_RECORDS TO PROCESS_:
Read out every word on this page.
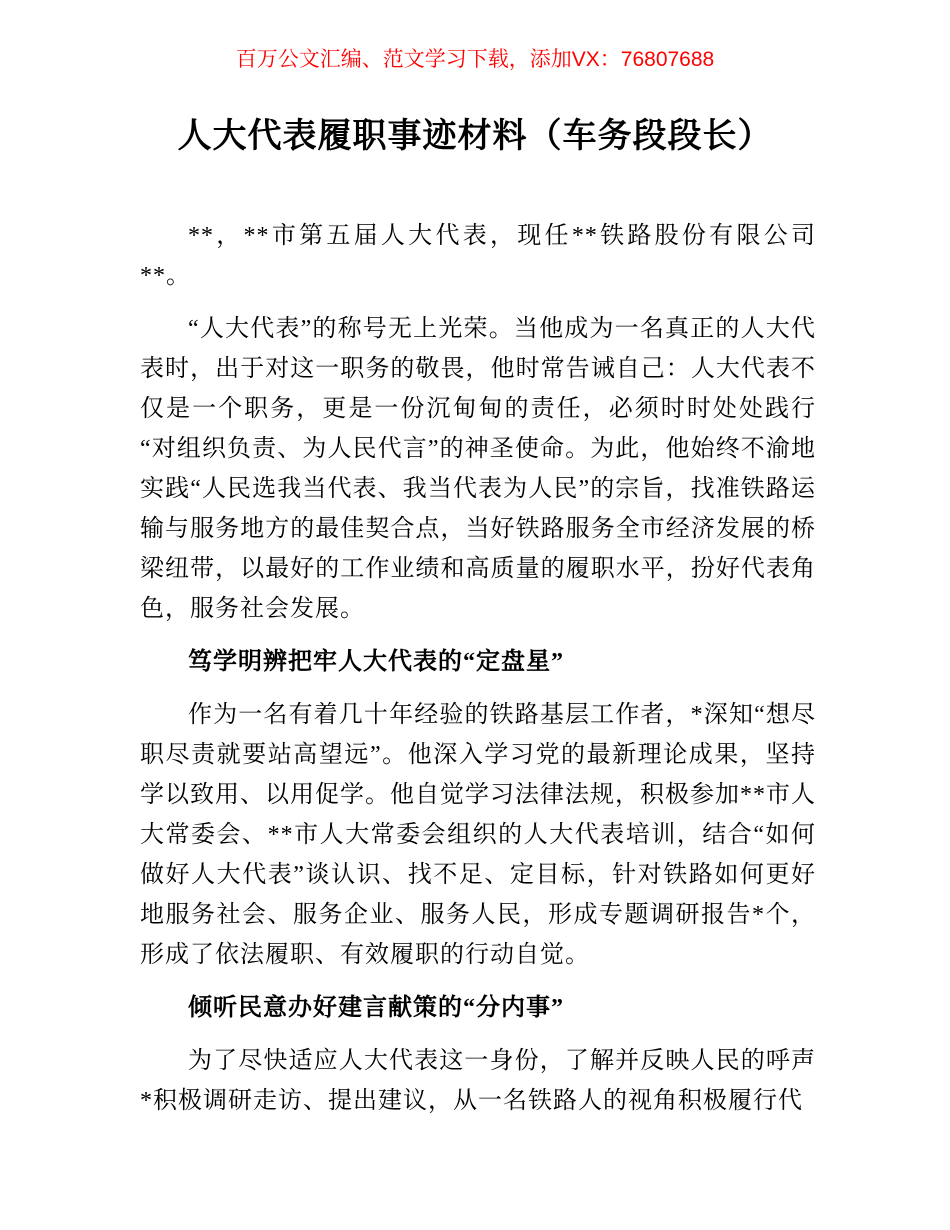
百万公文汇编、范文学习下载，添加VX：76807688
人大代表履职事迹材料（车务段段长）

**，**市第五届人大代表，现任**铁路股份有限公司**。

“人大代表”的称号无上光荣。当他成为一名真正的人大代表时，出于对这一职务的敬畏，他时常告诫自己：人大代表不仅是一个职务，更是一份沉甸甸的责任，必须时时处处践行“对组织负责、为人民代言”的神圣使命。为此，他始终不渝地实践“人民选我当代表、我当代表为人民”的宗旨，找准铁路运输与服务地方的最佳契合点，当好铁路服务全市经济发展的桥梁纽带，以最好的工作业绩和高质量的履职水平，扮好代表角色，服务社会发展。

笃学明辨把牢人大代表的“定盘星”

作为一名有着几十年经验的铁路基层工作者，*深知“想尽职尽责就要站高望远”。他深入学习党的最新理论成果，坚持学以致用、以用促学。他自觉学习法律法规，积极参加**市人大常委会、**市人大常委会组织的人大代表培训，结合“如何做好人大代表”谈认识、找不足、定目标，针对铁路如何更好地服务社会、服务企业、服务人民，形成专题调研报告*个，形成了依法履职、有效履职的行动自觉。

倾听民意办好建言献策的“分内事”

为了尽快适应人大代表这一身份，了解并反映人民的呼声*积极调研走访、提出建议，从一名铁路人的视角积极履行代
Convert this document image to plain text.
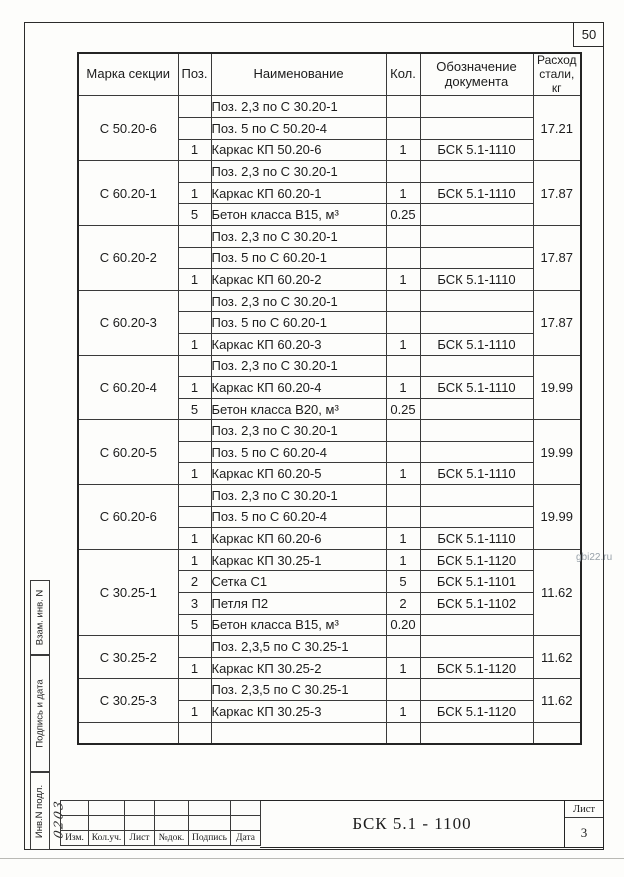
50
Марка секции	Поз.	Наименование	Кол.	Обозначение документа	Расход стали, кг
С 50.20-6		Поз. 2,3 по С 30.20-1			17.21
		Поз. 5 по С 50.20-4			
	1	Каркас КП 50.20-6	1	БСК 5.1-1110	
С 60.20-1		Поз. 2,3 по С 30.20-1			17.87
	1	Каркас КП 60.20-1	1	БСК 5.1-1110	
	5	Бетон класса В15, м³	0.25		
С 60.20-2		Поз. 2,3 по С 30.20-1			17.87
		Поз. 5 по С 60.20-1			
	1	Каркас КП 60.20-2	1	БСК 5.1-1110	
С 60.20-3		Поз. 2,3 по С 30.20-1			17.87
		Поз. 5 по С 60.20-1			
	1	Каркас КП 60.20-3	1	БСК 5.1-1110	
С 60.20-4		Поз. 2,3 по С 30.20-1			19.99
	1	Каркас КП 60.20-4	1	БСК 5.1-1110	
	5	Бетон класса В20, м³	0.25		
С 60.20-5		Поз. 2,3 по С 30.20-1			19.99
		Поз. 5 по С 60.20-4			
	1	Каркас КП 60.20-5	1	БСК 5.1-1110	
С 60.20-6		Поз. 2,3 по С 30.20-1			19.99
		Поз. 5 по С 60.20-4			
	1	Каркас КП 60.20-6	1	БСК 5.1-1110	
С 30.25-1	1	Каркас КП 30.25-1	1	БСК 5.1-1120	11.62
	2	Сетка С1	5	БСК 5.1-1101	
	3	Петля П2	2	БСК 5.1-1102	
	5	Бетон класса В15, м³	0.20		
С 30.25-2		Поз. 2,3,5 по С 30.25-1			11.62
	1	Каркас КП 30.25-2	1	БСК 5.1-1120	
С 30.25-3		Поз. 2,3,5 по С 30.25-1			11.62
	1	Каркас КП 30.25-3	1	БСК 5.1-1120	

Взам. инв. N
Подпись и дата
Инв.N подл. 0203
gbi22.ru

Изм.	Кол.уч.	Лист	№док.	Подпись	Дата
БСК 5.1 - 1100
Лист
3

_GIVEN PROBLEM_:
Check the data for the word "класса" and pull out the lines that have it.

_OUTPUT FOR THIS TASK_:
	5	Бетон класса В15, м³	0.25		
	5	Бетон класса В20, м³	0.25		
	5	Бетон класса В15, м³	0.20		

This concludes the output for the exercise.